■ DIRECTIONS FOR THIS TASK
Copy each of the rows below word for word, leaving out the pictures.

■ MATERIAL PROVIDED
########
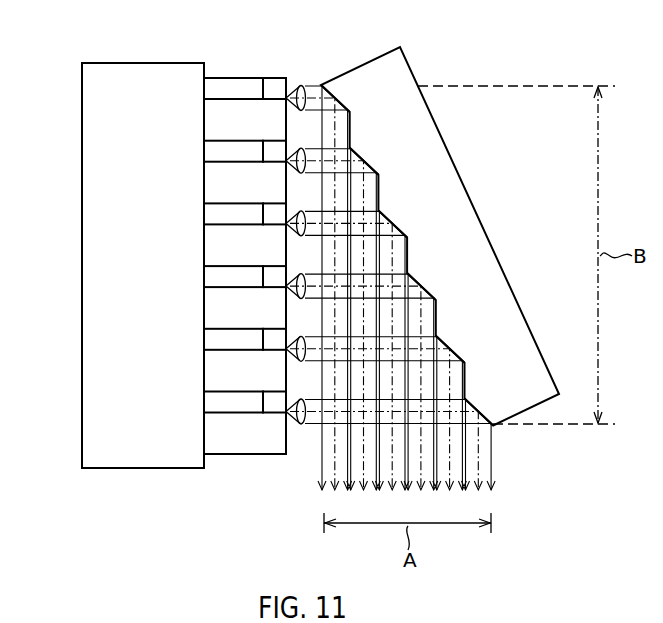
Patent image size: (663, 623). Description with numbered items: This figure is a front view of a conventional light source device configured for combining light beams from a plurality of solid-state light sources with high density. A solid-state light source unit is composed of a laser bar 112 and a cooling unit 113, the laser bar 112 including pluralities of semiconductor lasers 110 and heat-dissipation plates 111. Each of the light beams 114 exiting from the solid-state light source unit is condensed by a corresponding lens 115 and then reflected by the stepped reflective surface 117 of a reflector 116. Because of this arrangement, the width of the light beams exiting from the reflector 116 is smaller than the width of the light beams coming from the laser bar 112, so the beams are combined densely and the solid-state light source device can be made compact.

The semiconductor laser 110 is at (273, 337).
The heat-dissipation plate 111 is at (235, 367).
The laser bar 112 is at (308, 514).
The cooling unit 113 is at (93, 268).
The light beam 114 is at (293, 88).
The lens 115 is at (300, 84).
The reflector 116 is at (482, 232).
The stepped reflective surface 117 is at (336, 90).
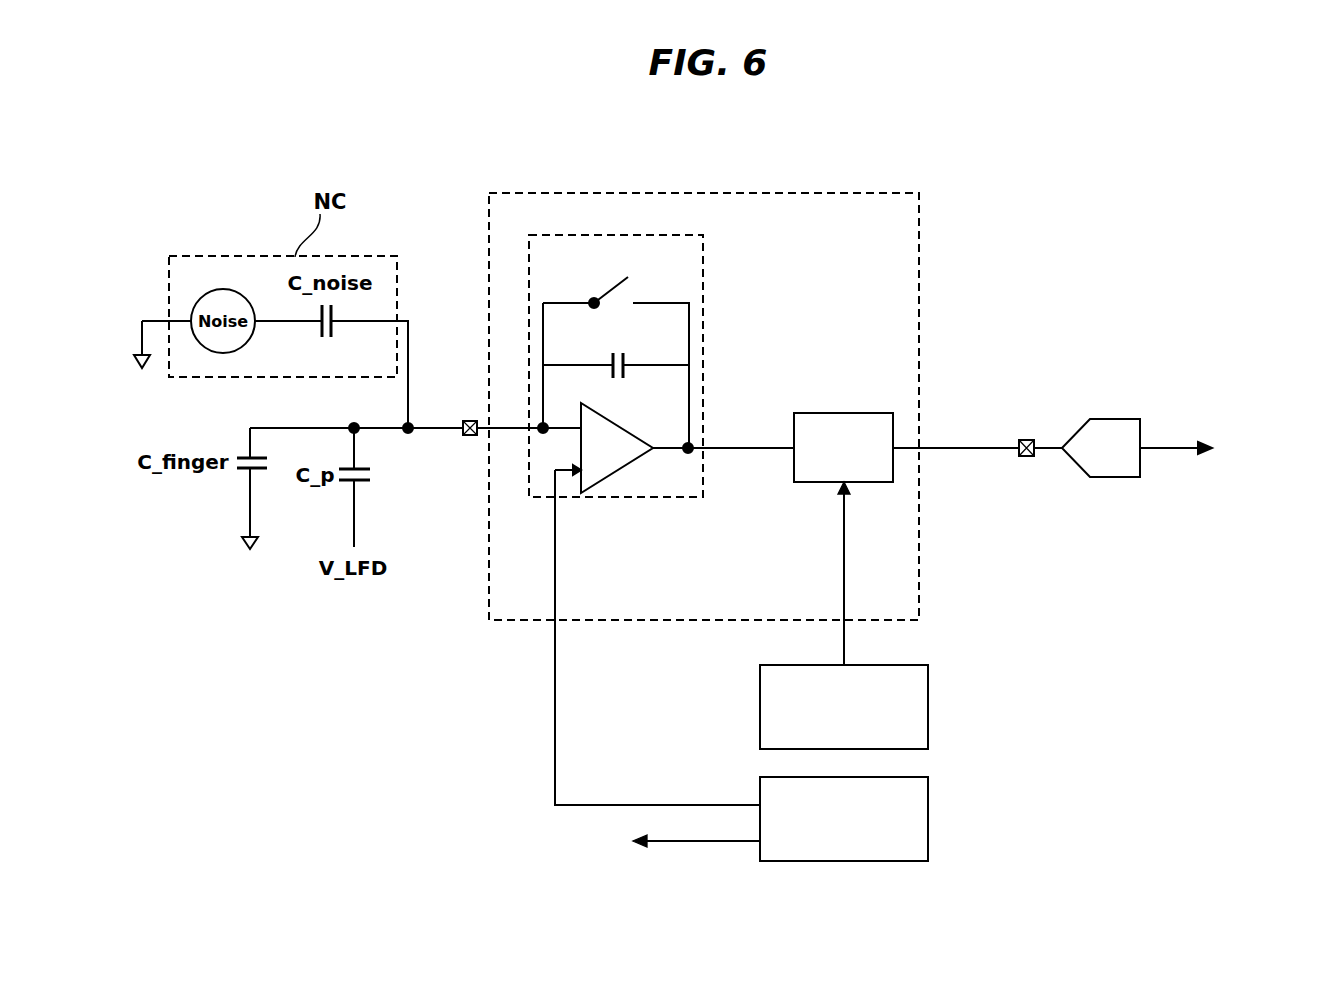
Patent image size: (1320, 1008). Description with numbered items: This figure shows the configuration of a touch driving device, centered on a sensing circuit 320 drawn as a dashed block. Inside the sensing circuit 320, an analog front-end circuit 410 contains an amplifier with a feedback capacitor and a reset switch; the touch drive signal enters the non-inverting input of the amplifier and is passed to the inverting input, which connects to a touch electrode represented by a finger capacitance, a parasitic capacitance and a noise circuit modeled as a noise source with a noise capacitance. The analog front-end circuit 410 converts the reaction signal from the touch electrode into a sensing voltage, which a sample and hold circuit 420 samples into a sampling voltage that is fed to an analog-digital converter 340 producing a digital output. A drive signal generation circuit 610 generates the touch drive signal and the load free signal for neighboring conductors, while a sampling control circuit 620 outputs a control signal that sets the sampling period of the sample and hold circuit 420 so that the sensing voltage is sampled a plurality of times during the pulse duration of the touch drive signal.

The sensing circuit 320 is at (921, 230).
The analog front-end circuit 410 is at (705, 478).
The sample and hold circuit 420 is at (845, 413).
The analog-digital converter 340 is at (1122, 419).
The sampling control circuit 620 is at (930, 707).
The drive signal generation circuit 610 is at (930, 815).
########
■ OUTPUT FOR THIS TASK
Patent image size: (663, 623). Description with numbered items: This figure is a front view of a conventional light source device configured for combining light beams from a plurality of solid-state light sources with high density. A solid-state light source unit is composed of a laser bar 112 and a cooling unit 113, the laser bar 112 including pluralities of semiconductor lasers 110 and heat-dissipation plates 111. Each of the light beams 114 exiting from the solid-state light source unit is condensed by a corresponding lens 115 and then reflected by the stepped reflective surface 117 of a reflector 116. Because of this arrangement, the width of the light beams exiting from the reflector 116 is smaller than the width of the light beams coming from the laser bar 112, so the beams are combined densely and the solid-state light source device can be made compact.

The semiconductor laser 110 is at (273, 337).
The heat-dissipation plate 111 is at (235, 367).
The laser bar 112 is at (308, 514).
The cooling unit 113 is at (93, 268).
The light beam 114 is at (293, 88).
The lens 115 is at (300, 84).
The reflector 116 is at (482, 232).
The stepped reflective surface 117 is at (336, 90).
Patent image size: (1320, 1008). Description with numbered items: This figure shows the configuration of a touch driving device, centered on a sensing circuit 320 drawn as a dashed block. Inside the sensing circuit 320, an analog front-end circuit 410 contains an amplifier with a feedback capacitor and a reset switch; the touch drive signal enters the non-inverting input of the amplifier and is passed to the inverting input, which connects to a touch electrode represented by a finger capacitance, a parasitic capacitance and a noise circuit modeled as a noise source with a noise capacitance. The analog front-end circuit 410 converts the reaction signal from the touch electrode into a sensing voltage, which a sample and hold circuit 420 samples into a sampling voltage that is fed to an analog-digital converter 340 producing a digital output. A drive signal generation circuit 610 generates the touch drive signal and the load free signal for neighboring conductors, while a sampling control circuit 620 outputs a control signal that sets the sampling period of the sample and hold circuit 420 so that the sensing voltage is sampled a plurality of times during the pulse duration of the touch drive signal.

The sensing circuit 320 is at (921, 230).
The analog front-end circuit 410 is at (705, 478).
The sample and hold circuit 420 is at (845, 413).
The analog-digital converter 340 is at (1122, 419).
The sampling control circuit 620 is at (930, 707).
The drive signal generation circuit 610 is at (930, 815).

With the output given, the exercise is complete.